-- START --

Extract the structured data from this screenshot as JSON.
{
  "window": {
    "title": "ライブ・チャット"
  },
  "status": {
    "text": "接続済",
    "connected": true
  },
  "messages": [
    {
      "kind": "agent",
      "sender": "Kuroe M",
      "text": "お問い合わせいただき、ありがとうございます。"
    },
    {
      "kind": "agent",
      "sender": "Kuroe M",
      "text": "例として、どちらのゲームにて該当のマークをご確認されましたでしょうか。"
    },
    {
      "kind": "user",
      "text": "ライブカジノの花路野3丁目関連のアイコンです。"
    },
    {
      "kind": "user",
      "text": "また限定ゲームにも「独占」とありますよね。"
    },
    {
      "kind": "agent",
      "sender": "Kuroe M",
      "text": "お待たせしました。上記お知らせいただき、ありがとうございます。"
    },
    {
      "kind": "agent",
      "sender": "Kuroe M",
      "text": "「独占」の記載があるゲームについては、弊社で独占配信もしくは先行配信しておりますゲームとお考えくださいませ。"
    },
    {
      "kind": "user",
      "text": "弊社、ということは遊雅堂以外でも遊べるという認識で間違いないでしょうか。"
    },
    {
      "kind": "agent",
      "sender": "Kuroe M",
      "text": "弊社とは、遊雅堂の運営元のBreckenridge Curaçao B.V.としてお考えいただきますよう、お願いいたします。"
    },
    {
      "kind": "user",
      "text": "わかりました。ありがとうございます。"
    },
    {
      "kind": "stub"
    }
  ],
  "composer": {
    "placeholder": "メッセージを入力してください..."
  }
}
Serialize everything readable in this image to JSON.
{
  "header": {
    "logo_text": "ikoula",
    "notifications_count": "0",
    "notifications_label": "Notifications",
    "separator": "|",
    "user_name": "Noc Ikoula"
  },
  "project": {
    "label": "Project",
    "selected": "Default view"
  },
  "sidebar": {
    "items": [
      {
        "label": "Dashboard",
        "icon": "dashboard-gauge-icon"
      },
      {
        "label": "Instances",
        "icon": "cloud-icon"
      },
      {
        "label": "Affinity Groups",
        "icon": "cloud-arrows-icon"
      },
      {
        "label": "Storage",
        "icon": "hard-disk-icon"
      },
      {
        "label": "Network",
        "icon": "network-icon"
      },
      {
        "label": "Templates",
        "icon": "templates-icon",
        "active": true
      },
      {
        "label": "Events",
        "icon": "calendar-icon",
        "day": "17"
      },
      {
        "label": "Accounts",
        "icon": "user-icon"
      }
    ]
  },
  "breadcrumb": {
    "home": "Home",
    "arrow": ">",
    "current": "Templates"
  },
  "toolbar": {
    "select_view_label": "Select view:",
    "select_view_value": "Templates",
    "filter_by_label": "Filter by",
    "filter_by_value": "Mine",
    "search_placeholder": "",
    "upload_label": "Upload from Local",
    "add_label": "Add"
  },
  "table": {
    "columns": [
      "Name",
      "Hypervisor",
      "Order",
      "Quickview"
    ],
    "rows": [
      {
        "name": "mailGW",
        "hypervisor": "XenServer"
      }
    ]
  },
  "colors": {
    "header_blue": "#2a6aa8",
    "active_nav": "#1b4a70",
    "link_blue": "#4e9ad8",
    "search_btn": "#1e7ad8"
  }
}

-- END --

**WHAT TO WORK ON**:
Each line of the material above needs to be quoted exactly, please.

**ANSWER TO THE PROBLEM**:
Extract the structured data from this screenshot as JSON.
{
  "window": {
    "title": "ライブ・チャット"
  },
  "status": {
    "text": "接続済",
    "connected": true
  },
  "messages": [
    {
      "kind": "agent",
      "sender": "Kuroe M",
      "text": "お問い合わせいただき、ありがとうございます。"
    },
    {
      "kind": "agent",
      "sender": "Kuroe M",
      "text": "例として、どちらのゲームにて該当のマークをご確認されましたでしょうか。"
    },
    {
      "kind": "user",
      "text": "ライブカジノの花路野3丁目関連のアイコンです。"
    },
    {
      "kind": "user",
      "text": "また限定ゲームにも「独占」とありますよね。"
    },
    {
      "kind": "agent",
      "sender": "Kuroe M",
      "text": "お待たせしました。上記お知らせいただき、ありがとうございます。"
    },
    {
      "kind": "agent",
      "sender": "Kuroe M",
      "text": "「独占」の記載があるゲームについては、弊社で独占配信もしくは先行配信しておりますゲームとお考えくださいませ。"
    },
    {
      "kind": "user",
      "text": "弊社、ということは遊雅堂以外でも遊べるという認識で間違いないでしょうか。"
    },
    {
      "kind": "agent",
      "sender": "Kuroe M",
      "text": "弊社とは、遊雅堂の運営元のBreckenridge Curaçao B.V.としてお考えいただきますよう、お願いいたします。"
    },
    {
      "kind": "user",
      "text": "わかりました。ありがとうございます。"
    },
    {
      "kind": "stub"
    }
  ],
  "composer": {
    "placeholder": "メッセージを入力してください..."
  }
}
Serialize everything readable in this image to JSON.
{
  "header": {
    "logo_text": "ikoula",
    "notifications_count": "0",
    "notifications_label": "Notifications",
    "separator": "|",
    "user_name": "Noc Ikoula"
  },
  "project": {
    "label": "Project",
    "selected": "Default view"
  },
  "sidebar": {
    "items": [
      {
        "label": "Dashboard",
        "icon": "dashboard-gauge-icon"
      },
      {
        "label": "Instances",
        "icon": "cloud-icon"
      },
      {
        "label": "Affinity Groups",
        "icon": "cloud-arrows-icon"
      },
      {
        "label": "Storage",
        "icon": "hard-disk-icon"
      },
      {
        "label": "Network",
        "icon": "network-icon"
      },
      {
        "label": "Templates",
        "icon": "templates-icon",
        "active": true
      },
      {
        "label": "Events",
        "icon": "calendar-icon",
        "day": "17"
      },
      {
        "label": "Accounts",
        "icon": "user-icon"
      }
    ]
  },
  "breadcrumb": {
    "home": "Home",
    "arrow": ">",
    "current": "Templates"
  },
  "toolbar": {
    "select_view_label": "Select view:",
    "select_view_value": "Templates",
    "filter_by_label": "Filter by",
    "filter_by_value": "Mine",
    "search_placeholder": "",
    "upload_label": "Upload from Local",
    "add_label": "Add"
  },
  "table": {
    "columns": [
      "Name",
      "Hypervisor",
      "Order",
      "Quickview"
    ],
    "rows": [
      {
        "name": "mailGW",
        "hypervisor": "XenServer"
      }
    ]
  },
  "colors": {
    "header_blue": "#2a6aa8",
    "active_nav": "#1b4a70",
    "link_blue": "#4e9ad8",
    "search_btn": "#1e7ad8"
  }
}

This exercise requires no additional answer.